▶ [YOUR OBJECTIVE]: Could you copy every line from the material below in which "xlabel" appears?

※ ※ ※

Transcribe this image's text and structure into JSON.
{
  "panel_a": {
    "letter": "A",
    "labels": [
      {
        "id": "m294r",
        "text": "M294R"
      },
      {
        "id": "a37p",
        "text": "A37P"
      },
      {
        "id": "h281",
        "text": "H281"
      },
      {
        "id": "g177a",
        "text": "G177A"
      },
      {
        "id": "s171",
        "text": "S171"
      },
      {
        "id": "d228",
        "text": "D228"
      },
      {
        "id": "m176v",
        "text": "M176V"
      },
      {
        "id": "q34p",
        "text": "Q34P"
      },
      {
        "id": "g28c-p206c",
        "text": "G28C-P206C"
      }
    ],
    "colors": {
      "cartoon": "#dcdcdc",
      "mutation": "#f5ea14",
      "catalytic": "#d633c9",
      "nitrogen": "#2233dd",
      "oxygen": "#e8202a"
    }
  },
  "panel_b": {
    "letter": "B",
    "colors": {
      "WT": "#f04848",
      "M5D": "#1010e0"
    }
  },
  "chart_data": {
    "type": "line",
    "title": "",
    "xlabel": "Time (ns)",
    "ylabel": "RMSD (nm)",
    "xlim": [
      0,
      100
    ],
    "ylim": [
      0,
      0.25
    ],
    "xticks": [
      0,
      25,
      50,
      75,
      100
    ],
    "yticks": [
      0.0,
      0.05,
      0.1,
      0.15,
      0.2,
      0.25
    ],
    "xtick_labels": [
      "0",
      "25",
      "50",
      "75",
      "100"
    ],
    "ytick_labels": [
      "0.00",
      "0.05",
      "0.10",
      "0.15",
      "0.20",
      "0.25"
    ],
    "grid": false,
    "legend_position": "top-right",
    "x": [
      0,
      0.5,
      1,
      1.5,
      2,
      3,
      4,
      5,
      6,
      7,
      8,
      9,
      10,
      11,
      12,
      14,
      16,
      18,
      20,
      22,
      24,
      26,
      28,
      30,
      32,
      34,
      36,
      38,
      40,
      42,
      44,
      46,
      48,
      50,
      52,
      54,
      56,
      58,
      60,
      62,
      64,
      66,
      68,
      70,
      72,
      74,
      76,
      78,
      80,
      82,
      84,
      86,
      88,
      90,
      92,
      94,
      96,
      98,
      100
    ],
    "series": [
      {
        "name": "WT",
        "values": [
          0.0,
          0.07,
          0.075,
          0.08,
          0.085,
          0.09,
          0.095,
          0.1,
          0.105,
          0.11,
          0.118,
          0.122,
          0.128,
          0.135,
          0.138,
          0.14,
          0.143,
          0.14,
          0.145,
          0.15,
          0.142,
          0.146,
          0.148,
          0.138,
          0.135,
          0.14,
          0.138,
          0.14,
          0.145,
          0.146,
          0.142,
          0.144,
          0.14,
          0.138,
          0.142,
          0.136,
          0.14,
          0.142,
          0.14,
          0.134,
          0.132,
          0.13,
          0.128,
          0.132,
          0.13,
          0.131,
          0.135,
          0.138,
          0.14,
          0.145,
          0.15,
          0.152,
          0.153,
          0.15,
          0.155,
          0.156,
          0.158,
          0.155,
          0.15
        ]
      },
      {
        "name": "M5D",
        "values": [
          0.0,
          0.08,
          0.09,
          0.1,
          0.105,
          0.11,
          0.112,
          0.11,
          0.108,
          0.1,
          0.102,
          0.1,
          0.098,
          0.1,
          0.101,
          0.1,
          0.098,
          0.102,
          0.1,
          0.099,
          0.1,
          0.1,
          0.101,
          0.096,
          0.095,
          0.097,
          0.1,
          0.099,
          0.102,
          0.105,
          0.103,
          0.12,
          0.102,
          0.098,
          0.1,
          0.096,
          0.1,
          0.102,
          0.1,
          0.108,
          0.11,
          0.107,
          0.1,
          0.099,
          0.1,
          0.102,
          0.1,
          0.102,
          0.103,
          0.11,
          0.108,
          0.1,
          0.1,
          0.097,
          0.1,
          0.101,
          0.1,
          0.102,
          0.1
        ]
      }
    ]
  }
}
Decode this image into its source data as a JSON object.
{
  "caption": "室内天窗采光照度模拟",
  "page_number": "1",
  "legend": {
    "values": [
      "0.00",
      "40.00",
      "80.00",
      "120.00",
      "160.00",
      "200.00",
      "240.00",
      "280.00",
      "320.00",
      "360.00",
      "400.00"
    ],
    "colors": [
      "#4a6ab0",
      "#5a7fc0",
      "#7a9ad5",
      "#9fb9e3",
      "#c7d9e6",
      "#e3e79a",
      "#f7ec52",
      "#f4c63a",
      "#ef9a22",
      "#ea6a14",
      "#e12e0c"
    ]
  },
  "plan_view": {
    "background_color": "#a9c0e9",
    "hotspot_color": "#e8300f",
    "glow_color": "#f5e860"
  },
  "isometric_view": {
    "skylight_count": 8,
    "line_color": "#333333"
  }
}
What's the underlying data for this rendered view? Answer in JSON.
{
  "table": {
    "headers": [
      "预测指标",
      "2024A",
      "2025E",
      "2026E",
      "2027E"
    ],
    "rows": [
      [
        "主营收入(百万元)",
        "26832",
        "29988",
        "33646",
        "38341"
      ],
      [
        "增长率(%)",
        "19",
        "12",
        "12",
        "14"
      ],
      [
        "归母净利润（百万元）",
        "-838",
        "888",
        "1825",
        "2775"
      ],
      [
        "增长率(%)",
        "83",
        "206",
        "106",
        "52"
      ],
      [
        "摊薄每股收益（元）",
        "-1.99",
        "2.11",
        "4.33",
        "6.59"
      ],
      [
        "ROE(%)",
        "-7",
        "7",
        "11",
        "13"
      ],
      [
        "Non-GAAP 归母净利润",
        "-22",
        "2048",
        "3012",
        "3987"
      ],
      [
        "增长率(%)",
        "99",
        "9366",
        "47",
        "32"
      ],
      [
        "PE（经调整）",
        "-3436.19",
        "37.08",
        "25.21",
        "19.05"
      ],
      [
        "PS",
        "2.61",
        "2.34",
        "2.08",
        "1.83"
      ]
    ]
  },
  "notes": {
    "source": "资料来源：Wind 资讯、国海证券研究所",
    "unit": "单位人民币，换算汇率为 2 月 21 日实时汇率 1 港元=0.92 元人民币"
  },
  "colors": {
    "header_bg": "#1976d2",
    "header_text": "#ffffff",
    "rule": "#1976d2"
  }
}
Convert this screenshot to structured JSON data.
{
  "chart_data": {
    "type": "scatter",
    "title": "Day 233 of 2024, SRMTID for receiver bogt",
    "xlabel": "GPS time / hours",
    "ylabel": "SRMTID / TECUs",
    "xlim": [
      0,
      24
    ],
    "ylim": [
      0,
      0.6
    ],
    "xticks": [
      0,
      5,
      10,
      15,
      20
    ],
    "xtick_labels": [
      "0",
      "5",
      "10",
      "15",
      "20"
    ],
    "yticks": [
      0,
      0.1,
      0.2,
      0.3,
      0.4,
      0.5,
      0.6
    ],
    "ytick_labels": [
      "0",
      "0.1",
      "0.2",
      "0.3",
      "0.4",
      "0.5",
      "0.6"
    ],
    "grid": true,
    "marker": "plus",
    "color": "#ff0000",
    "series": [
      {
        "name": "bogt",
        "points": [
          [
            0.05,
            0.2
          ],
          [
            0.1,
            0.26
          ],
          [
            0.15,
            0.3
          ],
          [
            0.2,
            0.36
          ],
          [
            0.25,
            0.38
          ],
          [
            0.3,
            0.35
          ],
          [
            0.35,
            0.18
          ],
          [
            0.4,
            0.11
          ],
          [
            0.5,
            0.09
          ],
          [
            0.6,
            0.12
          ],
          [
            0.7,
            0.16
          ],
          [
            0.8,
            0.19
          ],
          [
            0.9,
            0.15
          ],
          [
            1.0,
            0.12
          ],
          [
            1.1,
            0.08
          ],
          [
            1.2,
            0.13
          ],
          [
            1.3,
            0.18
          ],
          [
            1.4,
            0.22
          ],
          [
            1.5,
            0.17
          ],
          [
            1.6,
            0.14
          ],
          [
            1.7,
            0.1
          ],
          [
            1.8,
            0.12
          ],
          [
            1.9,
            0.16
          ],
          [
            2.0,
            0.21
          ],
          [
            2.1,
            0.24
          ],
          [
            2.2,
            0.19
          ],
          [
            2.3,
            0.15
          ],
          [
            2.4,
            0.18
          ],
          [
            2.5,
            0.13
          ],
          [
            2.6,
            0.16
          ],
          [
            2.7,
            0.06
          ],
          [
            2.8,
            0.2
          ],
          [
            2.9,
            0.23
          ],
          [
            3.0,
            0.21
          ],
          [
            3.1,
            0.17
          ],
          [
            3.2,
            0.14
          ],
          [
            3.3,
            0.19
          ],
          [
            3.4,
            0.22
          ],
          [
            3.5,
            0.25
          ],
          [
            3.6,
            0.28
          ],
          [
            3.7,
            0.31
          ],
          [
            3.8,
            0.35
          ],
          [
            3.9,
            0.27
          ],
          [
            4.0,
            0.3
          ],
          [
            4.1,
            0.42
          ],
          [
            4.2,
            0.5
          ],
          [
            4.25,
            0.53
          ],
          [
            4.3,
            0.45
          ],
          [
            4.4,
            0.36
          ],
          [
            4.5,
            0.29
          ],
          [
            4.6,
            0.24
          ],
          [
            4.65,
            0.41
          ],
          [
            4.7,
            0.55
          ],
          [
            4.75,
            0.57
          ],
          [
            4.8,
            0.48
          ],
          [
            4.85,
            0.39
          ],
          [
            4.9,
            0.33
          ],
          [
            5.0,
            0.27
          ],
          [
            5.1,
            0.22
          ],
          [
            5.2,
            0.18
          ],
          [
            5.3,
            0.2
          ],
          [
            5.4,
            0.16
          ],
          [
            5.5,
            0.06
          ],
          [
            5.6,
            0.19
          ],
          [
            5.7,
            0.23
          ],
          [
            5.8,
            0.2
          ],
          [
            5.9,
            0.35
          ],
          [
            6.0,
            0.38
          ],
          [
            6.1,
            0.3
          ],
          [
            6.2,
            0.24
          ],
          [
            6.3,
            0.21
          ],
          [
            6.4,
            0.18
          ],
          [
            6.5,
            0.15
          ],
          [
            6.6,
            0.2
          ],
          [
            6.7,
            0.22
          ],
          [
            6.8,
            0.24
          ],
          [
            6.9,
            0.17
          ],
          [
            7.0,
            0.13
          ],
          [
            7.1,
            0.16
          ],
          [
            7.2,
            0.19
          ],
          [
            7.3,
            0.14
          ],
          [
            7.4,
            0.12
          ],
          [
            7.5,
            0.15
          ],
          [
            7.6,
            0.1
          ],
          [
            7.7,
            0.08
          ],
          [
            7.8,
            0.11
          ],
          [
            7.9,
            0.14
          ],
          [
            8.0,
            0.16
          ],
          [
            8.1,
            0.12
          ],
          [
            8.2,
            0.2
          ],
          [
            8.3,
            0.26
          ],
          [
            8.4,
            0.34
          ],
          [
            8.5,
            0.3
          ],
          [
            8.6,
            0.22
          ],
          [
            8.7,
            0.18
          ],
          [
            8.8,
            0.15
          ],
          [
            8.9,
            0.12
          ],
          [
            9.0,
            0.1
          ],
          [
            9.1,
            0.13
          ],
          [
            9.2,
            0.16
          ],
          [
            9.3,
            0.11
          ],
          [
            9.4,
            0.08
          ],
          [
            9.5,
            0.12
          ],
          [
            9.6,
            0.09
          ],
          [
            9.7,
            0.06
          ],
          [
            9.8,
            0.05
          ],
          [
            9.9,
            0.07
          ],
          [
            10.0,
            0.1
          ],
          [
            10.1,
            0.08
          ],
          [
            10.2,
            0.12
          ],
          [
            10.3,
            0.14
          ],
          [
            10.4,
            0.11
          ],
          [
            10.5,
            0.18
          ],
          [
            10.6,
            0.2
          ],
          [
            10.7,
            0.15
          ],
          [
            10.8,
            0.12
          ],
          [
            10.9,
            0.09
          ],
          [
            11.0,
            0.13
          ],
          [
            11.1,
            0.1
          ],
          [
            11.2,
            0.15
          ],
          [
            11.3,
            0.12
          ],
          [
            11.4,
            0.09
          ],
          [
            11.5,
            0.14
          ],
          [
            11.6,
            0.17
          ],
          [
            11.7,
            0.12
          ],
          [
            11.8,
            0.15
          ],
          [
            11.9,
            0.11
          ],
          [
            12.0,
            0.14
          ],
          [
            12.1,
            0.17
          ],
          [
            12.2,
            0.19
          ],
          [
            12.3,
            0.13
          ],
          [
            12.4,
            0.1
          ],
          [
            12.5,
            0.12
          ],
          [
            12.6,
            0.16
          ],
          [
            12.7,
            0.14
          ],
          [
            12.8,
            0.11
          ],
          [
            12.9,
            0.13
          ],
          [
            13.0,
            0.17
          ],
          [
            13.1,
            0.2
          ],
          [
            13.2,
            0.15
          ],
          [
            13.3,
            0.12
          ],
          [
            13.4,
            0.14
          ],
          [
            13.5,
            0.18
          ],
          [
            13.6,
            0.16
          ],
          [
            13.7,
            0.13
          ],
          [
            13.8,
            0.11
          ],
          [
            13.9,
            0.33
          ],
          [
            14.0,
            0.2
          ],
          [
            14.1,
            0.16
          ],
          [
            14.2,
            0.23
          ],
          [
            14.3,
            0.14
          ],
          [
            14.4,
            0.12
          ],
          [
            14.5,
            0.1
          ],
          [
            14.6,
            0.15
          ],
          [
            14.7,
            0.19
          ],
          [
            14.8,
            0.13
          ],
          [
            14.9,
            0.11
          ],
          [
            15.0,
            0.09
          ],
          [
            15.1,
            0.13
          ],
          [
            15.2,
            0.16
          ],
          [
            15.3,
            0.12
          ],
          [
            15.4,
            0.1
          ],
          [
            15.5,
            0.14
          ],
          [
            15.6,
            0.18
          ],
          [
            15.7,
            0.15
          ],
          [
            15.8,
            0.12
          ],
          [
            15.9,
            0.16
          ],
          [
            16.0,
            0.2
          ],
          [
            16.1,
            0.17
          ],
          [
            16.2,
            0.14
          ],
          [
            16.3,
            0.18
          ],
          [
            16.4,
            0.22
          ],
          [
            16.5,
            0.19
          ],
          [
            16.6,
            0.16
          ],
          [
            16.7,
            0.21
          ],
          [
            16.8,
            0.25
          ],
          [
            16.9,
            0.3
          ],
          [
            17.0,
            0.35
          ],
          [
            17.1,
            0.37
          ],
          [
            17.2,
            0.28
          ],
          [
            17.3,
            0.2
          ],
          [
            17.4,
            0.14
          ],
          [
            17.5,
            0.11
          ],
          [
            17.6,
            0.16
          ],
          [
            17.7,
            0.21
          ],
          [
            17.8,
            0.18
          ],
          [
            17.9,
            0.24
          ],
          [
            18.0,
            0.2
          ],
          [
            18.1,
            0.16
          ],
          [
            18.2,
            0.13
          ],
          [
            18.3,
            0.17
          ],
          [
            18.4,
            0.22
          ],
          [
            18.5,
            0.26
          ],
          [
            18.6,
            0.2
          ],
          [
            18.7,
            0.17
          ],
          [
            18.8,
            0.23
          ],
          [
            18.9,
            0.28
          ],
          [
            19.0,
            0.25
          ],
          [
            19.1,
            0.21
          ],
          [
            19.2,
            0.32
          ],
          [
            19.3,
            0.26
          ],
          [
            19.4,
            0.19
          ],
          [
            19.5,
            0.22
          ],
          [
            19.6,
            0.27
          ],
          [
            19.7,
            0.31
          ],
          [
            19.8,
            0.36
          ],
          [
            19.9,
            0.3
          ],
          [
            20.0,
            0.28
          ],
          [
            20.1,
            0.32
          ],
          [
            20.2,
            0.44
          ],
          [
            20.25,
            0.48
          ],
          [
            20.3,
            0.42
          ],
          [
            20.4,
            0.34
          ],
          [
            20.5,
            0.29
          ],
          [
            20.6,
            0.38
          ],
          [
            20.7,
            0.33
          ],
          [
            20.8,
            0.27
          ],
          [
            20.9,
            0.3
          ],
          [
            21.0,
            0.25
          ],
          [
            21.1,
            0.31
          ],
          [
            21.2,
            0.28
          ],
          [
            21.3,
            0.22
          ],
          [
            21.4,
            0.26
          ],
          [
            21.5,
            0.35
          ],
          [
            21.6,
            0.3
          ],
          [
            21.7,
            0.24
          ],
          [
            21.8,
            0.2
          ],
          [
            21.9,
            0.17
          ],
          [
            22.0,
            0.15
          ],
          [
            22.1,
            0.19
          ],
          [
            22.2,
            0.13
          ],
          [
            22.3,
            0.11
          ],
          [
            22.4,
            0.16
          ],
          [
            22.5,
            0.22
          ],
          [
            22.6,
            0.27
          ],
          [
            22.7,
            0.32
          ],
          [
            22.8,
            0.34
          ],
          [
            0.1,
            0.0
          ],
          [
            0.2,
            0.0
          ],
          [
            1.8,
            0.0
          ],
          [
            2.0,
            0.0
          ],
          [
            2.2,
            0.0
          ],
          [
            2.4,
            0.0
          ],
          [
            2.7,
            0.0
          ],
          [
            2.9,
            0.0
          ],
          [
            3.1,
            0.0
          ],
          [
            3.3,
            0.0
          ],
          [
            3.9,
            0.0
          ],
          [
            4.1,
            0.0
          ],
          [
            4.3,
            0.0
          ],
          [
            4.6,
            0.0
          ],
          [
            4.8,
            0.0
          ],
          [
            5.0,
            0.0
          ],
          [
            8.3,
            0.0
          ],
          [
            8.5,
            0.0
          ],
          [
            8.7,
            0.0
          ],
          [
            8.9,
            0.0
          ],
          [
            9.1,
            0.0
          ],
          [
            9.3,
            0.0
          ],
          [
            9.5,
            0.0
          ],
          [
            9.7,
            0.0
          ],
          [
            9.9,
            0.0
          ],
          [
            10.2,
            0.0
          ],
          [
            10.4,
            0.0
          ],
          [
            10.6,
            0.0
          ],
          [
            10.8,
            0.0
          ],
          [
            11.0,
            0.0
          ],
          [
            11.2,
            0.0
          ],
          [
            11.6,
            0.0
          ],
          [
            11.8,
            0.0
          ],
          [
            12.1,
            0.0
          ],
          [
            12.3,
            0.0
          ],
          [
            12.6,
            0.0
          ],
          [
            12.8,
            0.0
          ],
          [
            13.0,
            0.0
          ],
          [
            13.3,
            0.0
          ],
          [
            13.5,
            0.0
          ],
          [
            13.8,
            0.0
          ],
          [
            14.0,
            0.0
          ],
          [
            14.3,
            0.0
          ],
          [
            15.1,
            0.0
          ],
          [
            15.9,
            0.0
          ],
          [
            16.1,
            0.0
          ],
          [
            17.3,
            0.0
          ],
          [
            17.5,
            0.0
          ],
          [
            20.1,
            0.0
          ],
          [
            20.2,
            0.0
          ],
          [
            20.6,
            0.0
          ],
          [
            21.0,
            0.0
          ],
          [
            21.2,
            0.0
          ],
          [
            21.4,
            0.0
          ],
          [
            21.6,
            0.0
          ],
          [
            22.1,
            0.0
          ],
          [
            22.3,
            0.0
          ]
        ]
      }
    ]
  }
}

※ ※ ※

▶ [RESPONSE TO THIS TASK]:
    "xlabel": "Time (ns)",
    "xlabel": "GPS time / hours",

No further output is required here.